What the task requires
Each entry below should be reproduced character for character.

** START OF Input for this task **

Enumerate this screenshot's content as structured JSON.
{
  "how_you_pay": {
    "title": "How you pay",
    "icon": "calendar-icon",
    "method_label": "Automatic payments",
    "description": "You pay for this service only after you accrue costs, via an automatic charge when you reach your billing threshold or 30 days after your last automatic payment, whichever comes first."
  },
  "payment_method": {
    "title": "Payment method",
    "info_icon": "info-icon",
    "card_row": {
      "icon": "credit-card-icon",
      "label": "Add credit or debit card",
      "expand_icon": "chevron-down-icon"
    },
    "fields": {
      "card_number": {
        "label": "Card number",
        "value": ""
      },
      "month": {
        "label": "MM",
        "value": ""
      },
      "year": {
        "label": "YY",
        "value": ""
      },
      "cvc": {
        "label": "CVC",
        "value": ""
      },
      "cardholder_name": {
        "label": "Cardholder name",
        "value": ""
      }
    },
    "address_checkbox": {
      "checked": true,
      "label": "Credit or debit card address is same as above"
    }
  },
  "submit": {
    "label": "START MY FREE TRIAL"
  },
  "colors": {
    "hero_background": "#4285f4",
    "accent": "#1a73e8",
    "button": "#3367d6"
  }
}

** END OF Input for this task **

Task response
Enumerate this screenshot's content as structured JSON.
{
  "how_you_pay": {
    "title": "How you pay",
    "icon": "calendar-icon",
    "method_label": "Automatic payments",
    "description": "You pay for this service only after you accrue costs, via an automatic charge when you reach your billing threshold or 30 days after your last automatic payment, whichever comes first."
  },
  "payment_method": {
    "title": "Payment method",
    "info_icon": "info-icon",
    "card_row": {
      "icon": "credit-card-icon",
      "label": "Add credit or debit card",
      "expand_icon": "chevron-down-icon"
    },
    "fields": {
      "card_number": {
        "label": "Card number",
        "value": ""
      },
      "month": {
        "label": "MM",
        "value": ""
      },
      "year": {
        "label": "YY",
        "value": ""
      },
      "cvc": {
        "label": "CVC",
        "value": ""
      },
      "cardholder_name": {
        "label": "Cardholder name",
        "value": ""
      }
    },
    "address_checkbox": {
      "checked": true,
      "label": "Credit or debit card address is same as above"
    }
  },
  "submit": {
    "label": "START MY FREE TRIAL"
  },
  "colors": {
    "hero_background": "#4285f4",
    "accent": "#1a73e8",
    "button": "#3367d6"
  }
}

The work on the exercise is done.